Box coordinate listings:
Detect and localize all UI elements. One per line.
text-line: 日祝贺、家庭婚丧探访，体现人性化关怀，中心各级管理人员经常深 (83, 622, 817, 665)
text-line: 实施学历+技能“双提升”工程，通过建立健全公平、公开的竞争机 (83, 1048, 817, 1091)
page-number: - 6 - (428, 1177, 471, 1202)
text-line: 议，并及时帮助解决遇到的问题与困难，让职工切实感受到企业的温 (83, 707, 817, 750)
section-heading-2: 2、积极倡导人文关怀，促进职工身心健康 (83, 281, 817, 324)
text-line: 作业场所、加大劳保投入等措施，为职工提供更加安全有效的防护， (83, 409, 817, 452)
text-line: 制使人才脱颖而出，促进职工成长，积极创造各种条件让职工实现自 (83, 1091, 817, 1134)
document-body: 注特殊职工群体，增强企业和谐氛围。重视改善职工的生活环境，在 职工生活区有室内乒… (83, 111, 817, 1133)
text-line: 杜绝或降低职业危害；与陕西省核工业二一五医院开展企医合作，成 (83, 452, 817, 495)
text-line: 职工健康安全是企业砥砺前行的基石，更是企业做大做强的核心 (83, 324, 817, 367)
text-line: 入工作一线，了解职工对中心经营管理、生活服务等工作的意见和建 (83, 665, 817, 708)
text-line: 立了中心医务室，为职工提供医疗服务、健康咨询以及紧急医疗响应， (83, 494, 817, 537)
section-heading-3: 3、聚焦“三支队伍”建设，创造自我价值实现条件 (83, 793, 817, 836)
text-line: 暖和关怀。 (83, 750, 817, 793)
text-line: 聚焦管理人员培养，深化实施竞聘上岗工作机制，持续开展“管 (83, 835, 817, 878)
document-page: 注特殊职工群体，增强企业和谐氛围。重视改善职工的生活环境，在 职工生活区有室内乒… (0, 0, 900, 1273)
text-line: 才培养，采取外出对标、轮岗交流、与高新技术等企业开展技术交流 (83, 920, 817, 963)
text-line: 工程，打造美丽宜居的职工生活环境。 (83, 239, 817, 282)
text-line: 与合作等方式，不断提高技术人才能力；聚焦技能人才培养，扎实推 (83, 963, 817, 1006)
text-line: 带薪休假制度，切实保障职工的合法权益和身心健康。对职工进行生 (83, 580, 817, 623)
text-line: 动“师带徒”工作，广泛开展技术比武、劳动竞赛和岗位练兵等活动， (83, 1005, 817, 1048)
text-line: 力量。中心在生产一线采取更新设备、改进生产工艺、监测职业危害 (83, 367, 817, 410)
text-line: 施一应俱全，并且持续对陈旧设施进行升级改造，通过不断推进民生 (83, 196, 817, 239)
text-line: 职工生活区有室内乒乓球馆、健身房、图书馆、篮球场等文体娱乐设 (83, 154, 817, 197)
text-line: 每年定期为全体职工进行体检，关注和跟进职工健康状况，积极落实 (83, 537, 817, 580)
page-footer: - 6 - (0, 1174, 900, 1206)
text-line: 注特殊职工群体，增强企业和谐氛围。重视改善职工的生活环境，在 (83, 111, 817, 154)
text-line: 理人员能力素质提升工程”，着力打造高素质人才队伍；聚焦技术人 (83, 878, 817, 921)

Written request: Can you update the material by changing "document-body" to "body-text" and leaving everything else as it is?

Full output:
Detect and localize all UI elements. One per line.
text-line: 日祝贺、家庭婚丧探访，体现人性化关怀，中心各级管理人员经常深 (83, 622, 817, 665)
text-line: 实施学历+技能“双提升”工程，通过建立健全公平、公开的竞争机 (83, 1048, 817, 1091)
page-number: - 6 - (428, 1177, 471, 1202)
text-line: 议，并及时帮助解决遇到的问题与困难，让职工切实感受到企业的温 (83, 707, 817, 750)
section-heading-2: 2、积极倡导人文关怀，促进职工身心健康 (83, 281, 817, 324)
text-line: 作业场所、加大劳保投入等措施，为职工提供更加安全有效的防护， (83, 409, 817, 452)
text-line: 制使人才脱颖而出，促进职工成长，积极创造各种条件让职工实现自 (83, 1091, 817, 1134)
body-text: 注特殊职工群体，增强企业和谐氛围。重视改善职工的生活环境，在 职工生活区有室内乒… (83, 111, 817, 1133)
text-line: 杜绝或降低职业危害；与陕西省核工业二一五医院开展企医合作，成 (83, 452, 817, 495)
text-line: 职工健康安全是企业砥砺前行的基石，更是企业做大做强的核心 (83, 324, 817, 367)
text-line: 入工作一线，了解职工对中心经营管理、生活服务等工作的意见和建 (83, 665, 817, 708)
text-line: 立了中心医务室，为职工提供医疗服务、健康咨询以及紧急医疗响应， (83, 494, 817, 537)
section-heading-3: 3、聚焦“三支队伍”建设，创造自我价值实现条件 (83, 793, 817, 836)
text-line: 暖和关怀。 (83, 750, 817, 793)
text-line: 聚焦管理人员培养，深化实施竞聘上岗工作机制，持续开展“管 (83, 835, 817, 878)
document-page: 注特殊职工群体，增强企业和谐氛围。重视改善职工的生活环境，在 职工生活区有室内乒… (0, 0, 900, 1273)
text-line: 才培养，采取外出对标、轮岗交流、与高新技术等企业开展技术交流 (83, 920, 817, 963)
text-line: 工程，打造美丽宜居的职工生活环境。 (83, 239, 817, 282)
text-line: 与合作等方式，不断提高技术人才能力；聚焦技能人才培养，扎实推 (83, 963, 817, 1006)
text-line: 带薪休假制度，切实保障职工的合法权益和身心健康。对职工进行生 (83, 580, 817, 623)
text-line: 动“师带徒”工作，广泛开展技术比武、劳动竞赛和岗位练兵等活动， (83, 1005, 817, 1048)
text-line: 力量。中心在生产一线采取更新设备、改进生产工艺、监测职业危害 (83, 367, 817, 410)
text-line: 施一应俱全，并且持续对陈旧设施进行升级改造，通过不断推进民生 (83, 196, 817, 239)
text-line: 职工生活区有室内乒乓球馆、健身房、图书馆、篮球场等文体娱乐设 (83, 154, 817, 197)
text-line: 每年定期为全体职工进行体检，关注和跟进职工健康状况，积极落实 (83, 537, 817, 580)
page-footer: - 6 - (0, 1174, 900, 1206)
text-line: 注特殊职工群体，增强企业和谐氛围。重视改善职工的生活环境，在 (83, 111, 817, 154)
text-line: 理人员能力素质提升工程”，着力打造高素质人才队伍；聚焦技术人 (83, 878, 817, 921)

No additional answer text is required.